+++ THE INPUT
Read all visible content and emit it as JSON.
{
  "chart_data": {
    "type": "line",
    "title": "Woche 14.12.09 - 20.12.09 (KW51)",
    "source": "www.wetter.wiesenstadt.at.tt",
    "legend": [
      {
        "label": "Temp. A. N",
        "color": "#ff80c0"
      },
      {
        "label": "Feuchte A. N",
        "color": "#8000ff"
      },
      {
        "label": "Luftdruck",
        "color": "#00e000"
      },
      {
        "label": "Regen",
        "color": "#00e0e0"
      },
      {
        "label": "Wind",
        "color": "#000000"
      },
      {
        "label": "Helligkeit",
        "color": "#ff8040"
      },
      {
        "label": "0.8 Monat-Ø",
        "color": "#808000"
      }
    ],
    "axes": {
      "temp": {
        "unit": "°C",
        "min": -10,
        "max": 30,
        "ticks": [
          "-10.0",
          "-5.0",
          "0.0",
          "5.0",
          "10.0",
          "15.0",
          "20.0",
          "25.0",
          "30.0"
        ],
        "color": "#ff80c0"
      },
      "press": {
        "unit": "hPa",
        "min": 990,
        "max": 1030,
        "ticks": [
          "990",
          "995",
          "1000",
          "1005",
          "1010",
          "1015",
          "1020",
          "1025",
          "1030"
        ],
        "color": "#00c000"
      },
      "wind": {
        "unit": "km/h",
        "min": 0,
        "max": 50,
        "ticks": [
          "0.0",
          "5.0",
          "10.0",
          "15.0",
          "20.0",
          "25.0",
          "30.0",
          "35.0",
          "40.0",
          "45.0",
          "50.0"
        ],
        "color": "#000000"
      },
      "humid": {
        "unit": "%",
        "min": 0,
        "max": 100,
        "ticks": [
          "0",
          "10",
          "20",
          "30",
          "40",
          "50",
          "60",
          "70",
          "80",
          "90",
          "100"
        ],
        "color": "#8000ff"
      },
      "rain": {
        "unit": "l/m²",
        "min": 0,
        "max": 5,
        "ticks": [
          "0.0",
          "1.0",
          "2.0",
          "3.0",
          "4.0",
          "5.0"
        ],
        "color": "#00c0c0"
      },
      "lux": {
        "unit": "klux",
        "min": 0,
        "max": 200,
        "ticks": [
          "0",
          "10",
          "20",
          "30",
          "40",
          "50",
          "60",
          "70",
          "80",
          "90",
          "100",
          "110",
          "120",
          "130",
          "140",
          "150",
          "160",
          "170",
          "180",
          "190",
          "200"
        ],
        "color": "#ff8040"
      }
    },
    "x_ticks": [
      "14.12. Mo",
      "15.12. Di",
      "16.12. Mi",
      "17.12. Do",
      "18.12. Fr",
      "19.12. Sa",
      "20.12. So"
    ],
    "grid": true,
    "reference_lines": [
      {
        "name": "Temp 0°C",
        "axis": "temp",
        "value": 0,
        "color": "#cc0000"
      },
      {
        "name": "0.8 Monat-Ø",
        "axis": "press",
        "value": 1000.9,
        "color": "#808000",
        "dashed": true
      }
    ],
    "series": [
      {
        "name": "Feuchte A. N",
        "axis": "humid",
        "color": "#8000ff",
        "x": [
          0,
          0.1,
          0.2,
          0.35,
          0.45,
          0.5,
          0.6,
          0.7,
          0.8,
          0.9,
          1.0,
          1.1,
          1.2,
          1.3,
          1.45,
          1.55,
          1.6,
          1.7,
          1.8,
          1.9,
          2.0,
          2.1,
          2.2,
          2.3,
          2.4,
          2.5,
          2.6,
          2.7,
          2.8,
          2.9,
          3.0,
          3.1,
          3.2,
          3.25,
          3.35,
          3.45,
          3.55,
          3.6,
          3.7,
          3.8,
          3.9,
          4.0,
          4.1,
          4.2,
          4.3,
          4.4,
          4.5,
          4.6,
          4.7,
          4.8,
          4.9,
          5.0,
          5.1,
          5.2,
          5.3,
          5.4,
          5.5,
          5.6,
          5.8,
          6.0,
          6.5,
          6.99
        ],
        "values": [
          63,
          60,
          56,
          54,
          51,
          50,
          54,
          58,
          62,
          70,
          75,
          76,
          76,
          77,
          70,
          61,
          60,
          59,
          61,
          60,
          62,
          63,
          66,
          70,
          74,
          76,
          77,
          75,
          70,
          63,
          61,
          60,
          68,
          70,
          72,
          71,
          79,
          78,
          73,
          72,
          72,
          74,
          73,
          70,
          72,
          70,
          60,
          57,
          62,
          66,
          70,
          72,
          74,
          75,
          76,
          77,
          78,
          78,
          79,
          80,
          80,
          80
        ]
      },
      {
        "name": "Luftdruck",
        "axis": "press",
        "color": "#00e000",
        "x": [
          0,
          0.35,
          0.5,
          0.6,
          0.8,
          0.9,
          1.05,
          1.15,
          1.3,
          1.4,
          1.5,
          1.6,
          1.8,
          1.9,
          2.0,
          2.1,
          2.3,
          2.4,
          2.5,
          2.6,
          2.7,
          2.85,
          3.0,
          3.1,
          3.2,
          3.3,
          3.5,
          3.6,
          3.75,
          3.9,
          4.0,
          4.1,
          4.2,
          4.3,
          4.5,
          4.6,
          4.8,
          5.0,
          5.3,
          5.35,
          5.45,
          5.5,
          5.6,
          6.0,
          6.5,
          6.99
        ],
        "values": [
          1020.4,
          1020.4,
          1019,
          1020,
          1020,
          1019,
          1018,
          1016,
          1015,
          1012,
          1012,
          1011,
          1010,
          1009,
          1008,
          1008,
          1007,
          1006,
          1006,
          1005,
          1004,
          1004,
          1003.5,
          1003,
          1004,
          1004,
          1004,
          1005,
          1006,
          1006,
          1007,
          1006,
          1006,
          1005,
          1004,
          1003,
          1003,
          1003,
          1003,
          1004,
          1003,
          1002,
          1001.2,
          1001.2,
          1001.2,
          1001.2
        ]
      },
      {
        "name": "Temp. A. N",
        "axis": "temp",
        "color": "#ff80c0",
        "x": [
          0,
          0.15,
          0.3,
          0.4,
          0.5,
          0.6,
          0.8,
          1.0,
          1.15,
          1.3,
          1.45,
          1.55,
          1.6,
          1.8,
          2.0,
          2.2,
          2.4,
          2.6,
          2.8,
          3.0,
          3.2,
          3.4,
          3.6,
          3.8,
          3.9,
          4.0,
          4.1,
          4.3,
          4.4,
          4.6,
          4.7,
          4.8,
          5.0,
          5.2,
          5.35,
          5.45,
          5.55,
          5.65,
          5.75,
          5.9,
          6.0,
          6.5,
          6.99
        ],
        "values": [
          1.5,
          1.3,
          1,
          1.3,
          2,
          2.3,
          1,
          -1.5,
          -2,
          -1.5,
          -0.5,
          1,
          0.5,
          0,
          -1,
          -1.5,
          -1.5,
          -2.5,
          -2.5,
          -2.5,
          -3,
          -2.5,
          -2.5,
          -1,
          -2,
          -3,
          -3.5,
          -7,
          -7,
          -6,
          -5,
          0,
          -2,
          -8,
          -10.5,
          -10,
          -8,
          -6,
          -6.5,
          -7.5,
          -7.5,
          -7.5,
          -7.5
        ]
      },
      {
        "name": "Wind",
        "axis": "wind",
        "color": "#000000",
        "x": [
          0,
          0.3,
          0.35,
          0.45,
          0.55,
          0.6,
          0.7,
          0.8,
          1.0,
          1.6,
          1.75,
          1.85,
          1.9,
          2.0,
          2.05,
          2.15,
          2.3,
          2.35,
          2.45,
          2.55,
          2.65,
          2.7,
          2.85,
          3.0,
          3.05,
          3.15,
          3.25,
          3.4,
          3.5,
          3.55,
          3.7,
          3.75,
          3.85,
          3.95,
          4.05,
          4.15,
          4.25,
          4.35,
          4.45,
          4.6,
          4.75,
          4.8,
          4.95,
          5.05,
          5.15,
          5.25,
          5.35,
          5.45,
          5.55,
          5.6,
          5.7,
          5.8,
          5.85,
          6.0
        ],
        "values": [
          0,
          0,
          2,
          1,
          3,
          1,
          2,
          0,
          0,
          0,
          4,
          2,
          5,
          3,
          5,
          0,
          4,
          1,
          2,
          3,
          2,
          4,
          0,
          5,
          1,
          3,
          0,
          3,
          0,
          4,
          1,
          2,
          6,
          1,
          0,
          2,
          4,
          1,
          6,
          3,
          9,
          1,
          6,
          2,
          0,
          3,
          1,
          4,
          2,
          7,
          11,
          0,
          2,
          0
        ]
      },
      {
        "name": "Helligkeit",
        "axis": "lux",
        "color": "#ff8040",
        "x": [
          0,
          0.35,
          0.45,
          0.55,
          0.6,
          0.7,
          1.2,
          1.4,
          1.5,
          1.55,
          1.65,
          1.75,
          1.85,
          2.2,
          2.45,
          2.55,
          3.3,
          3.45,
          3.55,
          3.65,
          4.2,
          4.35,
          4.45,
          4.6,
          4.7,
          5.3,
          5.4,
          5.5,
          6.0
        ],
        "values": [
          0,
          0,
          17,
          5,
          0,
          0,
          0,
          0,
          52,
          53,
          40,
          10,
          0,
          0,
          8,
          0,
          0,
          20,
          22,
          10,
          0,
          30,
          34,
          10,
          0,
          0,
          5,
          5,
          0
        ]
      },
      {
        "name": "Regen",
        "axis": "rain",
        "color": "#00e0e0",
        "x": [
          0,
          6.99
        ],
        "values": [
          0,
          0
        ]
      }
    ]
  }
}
++++++
OBJECTIVE:
Where a line above contains the word "name", copy that line.

THE RESULT:
        "name": "Temp 0°C",
        "name": "0.8 Monat-Ø",
        "name": "Feuchte A. N",
        "name": "Luftdruck",
        "name": "Temp. A. N",
        "name": "Wind",
        "name": "Helligkeit",
        "name": "Regen",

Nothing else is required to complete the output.